What you need to do – Will you print the material below without altering a single character?

Records about charts and figures
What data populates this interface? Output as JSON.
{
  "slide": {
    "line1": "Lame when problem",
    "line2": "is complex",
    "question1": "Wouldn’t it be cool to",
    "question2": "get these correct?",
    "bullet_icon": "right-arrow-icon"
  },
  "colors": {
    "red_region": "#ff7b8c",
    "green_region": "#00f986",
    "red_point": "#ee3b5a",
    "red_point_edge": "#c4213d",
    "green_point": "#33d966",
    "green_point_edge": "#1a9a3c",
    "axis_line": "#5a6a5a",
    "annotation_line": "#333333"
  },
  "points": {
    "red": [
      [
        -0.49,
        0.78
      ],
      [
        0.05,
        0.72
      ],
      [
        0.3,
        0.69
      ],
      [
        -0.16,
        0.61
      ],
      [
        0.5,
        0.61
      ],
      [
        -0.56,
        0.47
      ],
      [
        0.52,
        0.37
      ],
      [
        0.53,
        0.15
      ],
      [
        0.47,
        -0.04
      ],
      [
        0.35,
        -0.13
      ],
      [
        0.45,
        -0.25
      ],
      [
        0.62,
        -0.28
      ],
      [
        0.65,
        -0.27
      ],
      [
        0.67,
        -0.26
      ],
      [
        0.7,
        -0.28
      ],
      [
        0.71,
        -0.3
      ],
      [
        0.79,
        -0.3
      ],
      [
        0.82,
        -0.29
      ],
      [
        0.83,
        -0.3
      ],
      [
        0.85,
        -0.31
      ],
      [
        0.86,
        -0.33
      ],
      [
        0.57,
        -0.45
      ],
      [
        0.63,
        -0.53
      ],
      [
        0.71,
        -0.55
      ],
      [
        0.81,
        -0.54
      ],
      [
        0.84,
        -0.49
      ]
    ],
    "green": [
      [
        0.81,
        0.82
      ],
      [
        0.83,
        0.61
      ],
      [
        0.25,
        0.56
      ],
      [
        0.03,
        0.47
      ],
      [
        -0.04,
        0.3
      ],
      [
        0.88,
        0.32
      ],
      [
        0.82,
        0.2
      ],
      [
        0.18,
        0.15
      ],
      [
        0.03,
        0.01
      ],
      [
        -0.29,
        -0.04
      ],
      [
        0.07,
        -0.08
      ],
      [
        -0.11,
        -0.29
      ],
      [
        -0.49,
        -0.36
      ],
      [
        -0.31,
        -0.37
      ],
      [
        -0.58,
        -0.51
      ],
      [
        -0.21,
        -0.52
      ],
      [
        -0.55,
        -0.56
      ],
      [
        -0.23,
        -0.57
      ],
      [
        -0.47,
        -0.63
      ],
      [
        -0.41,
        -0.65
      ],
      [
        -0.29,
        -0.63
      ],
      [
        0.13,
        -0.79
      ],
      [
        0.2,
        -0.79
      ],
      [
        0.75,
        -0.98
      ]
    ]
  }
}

Solution for this exercise –
What data populates this interface? Output as JSON.
{
  "slide": {
    "line1": "Lame when problem",
    "line2": "is complex",
    "question1": "Wouldn’t it be cool to",
    "question2": "get these correct?",
    "bullet_icon": "right-arrow-icon"
  },
  "colors": {
    "red_region": "#ff7b8c",
    "green_region": "#00f986",
    "red_point": "#ee3b5a",
    "red_point_edge": "#c4213d",
    "green_point": "#33d966",
    "green_point_edge": "#1a9a3c",
    "axis_line": "#5a6a5a",
    "annotation_line": "#333333"
  },
  "points": {
    "red": [
      [
        -0.49,
        0.78
      ],
      [
        0.05,
        0.72
      ],
      [
        0.3,
        0.69
      ],
      [
        -0.16,
        0.61
      ],
      [
        0.5,
        0.61
      ],
      [
        -0.56,
        0.47
      ],
      [
        0.52,
        0.37
      ],
      [
        0.53,
        0.15
      ],
      [
        0.47,
        -0.04
      ],
      [
        0.35,
        -0.13
      ],
      [
        0.45,
        -0.25
      ],
      [
        0.62,
        -0.28
      ],
      [
        0.65,
        -0.27
      ],
      [
        0.67,
        -0.26
      ],
      [
        0.7,
        -0.28
      ],
      [
        0.71,
        -0.3
      ],
      [
        0.79,
        -0.3
      ],
      [
        0.82,
        -0.29
      ],
      [
        0.83,
        -0.3
      ],
      [
        0.85,
        -0.31
      ],
      [
        0.86,
        -0.33
      ],
      [
        0.57,
        -0.45
      ],
      [
        0.63,
        -0.53
      ],
      [
        0.71,
        -0.55
      ],
      [
        0.81,
        -0.54
      ],
      [
        0.84,
        -0.49
      ]
    ],
    "green": [
      [
        0.81,
        0.82
      ],
      [
        0.83,
        0.61
      ],
      [
        0.25,
        0.56
      ],
      [
        0.03,
        0.47
      ],
      [
        -0.04,
        0.3
      ],
      [
        0.88,
        0.32
      ],
      [
        0.82,
        0.2
      ],
      [
        0.18,
        0.15
      ],
      [
        0.03,
        0.01
      ],
      [
        -0.29,
        -0.04
      ],
      [
        0.07,
        -0.08
      ],
      [
        -0.11,
        -0.29
      ],
      [
        -0.49,
        -0.36
      ],
      [
        -0.31,
        -0.37
      ],
      [
        -0.58,
        -0.51
      ],
      [
        -0.21,
        -0.52
      ],
      [
        -0.55,
        -0.56
      ],
      [
        -0.23,
        -0.57
      ],
      [
        -0.47,
        -0.63
      ],
      [
        -0.41,
        -0.65
      ],
      [
        -0.29,
        -0.63
      ],
      [
        0.13,
        -0.79
      ],
      [
        0.2,
        -0.79
      ],
      [
        0.75,
        -0.98
      ]
    ]
  }
}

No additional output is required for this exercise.